### Data entries
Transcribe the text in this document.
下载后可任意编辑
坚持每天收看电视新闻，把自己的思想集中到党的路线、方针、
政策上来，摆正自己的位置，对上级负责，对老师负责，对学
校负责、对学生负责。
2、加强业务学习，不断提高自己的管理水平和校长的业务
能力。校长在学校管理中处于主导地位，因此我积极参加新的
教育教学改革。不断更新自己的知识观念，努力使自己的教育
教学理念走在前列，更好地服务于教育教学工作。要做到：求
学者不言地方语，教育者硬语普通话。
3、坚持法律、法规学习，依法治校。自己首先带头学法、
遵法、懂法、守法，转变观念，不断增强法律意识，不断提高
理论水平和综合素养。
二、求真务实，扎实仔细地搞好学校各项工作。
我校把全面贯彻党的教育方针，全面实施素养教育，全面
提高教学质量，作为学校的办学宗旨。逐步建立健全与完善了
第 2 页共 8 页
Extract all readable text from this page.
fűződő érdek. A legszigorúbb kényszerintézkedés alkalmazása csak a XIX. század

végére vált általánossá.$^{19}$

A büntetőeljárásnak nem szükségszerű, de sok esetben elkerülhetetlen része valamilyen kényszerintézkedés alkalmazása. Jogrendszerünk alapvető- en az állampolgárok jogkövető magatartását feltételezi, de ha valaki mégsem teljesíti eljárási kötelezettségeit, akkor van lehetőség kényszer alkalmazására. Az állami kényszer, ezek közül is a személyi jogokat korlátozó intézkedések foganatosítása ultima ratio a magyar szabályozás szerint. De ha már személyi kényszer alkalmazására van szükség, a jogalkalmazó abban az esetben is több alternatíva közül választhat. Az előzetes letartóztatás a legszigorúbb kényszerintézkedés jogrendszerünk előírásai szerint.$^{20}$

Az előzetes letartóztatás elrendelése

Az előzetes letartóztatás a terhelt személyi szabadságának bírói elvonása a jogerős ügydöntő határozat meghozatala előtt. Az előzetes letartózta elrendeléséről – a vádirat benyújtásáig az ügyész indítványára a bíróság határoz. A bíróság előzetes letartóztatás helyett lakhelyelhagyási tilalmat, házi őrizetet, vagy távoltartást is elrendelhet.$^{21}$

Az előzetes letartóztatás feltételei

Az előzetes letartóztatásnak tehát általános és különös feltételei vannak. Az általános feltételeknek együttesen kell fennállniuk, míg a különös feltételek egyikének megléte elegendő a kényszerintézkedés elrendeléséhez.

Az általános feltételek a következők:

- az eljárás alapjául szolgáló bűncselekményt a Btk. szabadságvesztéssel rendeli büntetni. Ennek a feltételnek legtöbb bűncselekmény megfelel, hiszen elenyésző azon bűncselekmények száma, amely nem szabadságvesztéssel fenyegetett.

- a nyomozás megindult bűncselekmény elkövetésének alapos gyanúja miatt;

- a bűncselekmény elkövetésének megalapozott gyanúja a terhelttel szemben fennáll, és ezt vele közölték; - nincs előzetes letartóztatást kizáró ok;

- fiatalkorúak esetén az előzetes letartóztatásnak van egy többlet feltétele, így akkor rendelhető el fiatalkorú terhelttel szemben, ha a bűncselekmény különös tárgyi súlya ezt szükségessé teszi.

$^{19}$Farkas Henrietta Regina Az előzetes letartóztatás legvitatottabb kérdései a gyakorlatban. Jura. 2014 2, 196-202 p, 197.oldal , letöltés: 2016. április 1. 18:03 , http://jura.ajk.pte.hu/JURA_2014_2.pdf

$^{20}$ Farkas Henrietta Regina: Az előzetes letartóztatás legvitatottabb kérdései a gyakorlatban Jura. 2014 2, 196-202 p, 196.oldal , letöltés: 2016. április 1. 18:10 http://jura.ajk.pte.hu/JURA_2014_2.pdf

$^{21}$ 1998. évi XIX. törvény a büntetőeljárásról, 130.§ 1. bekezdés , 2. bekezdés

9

### Required work
Every entry should be output exactly as written, please.

### Correct response
Transcribe the text in this document.
下载后可任意编辑
坚持每天收看电视新闻，把自己的思想集中到党的路线、方针、
政策上来，摆正自己的位置，对上级负责，对老师负责，对学
校负责、对学生负责。
2、加强业务学习，不断提高自己的管理水平和校长的业务
能力。校长在学校管理中处于主导地位，因此我积极参加新的
教育教学改革。不断更新自己的知识观念，努力使自己的教育
教学理念走在前列，更好地服务于教育教学工作。要做到：求
学者不言地方语，教育者硬语普通话。
3、坚持法律、法规学习，依法治校。自己首先带头学法、
遵法、懂法、守法，转变观念，不断增强法律意识，不断提高
理论水平和综合素养。
二、求真务实，扎实仔细地搞好学校各项工作。
我校把全面贯彻党的教育方针，全面实施素养教育，全面
提高教学质量，作为学校的办学宗旨。逐步建立健全与完善了
第 2 页共 8 页
Extract all readable text from this page.
fűződő érdek. A legszigorúbb kényszerintézkedés alkalmazása csak a XIX. század

végére vált általánossá.$^{19}$

A büntetőeljárásnak nem szükségszerű, de sok esetben elkerülhetetlen része valamilyen kényszerintézkedés alkalmazása. Jogrendszerünk alapvető- en az állampolgárok jogkövető magatartását feltételezi, de ha valaki mégsem teljesíti eljárási kötelezettségeit, akkor van lehetőség kényszer alkalmazására. Az állami kényszer, ezek közül is a személyi jogokat korlátozó intézkedések foganatosítása ultima ratio a magyar szabályozás szerint. De ha már személyi kényszer alkalmazására van szükség, a jogalkalmazó abban az esetben is több alternatíva közül választhat. Az előzetes letartóztatás a legszigorúbb kényszerintézkedés jogrendszerünk előírásai szerint.$^{20}$

Az előzetes letartóztatás elrendelése

Az előzetes letartóztatás a terhelt személyi szabadságának bírói elvonása a jogerős ügydöntő határozat meghozatala előtt. Az előzetes letartózta elrendeléséről – a vádirat benyújtásáig az ügyész indítványára a bíróság határoz. A bíróság előzetes letartóztatás helyett lakhelyelhagyási tilalmat, házi őrizetet, vagy távoltartást is elrendelhet.$^{21}$

Az előzetes letartóztatás feltételei

Az előzetes letartóztatásnak tehát általános és különös feltételei vannak. Az általános feltételeknek együttesen kell fennállniuk, míg a különös feltételek egyikének megléte elegendő a kényszerintézkedés elrendeléséhez.

Az általános feltételek a következők:

- az eljárás alapjául szolgáló bűncselekményt a Btk. szabadságvesztéssel rendeli büntetni. Ennek a feltételnek legtöbb bűncselekmény megfelel, hiszen elenyésző azon bűncselekmények száma, amely nem szabadságvesztéssel fenyegetett.

- a nyomozás megindult bűncselekmény elkövetésének alapos gyanúja miatt;

- a bűncselekmény elkövetésének megalapozott gyanúja a terhelttel szemben fennáll, és ezt vele közölték; - nincs előzetes letartóztatást kizáró ok;

- fiatalkorúak esetén az előzetes letartóztatásnak van egy többlet feltétele, így akkor rendelhető el fiatalkorú terhelttel szemben, ha a bűncselekmény különös tárgyi súlya ezt szükségessé teszi.

$^{19}$Farkas Henrietta Regina Az előzetes letartóztatás legvitatottabb kérdései a gyakorlatban. Jura. 2014 2, 196-202 p, 197.oldal , letöltés: 2016. április 1. 18:03 , http://jura.ajk.pte.hu/JURA_2014_2.pdf

$^{20}$ Farkas Henrietta Regina: Az előzetes letartóztatás legvitatottabb kérdései a gyakorlatban Jura. 2014 2, 196-202 p, 196.oldal , letöltés: 2016. április 1. 18:10 http://jura.ajk.pte.hu/JURA_2014_2.pdf

$^{21}$ 1998. évi XIX. törvény a büntetőeljárásról, 130.§ 1. bekezdés , 2. bekezdés

9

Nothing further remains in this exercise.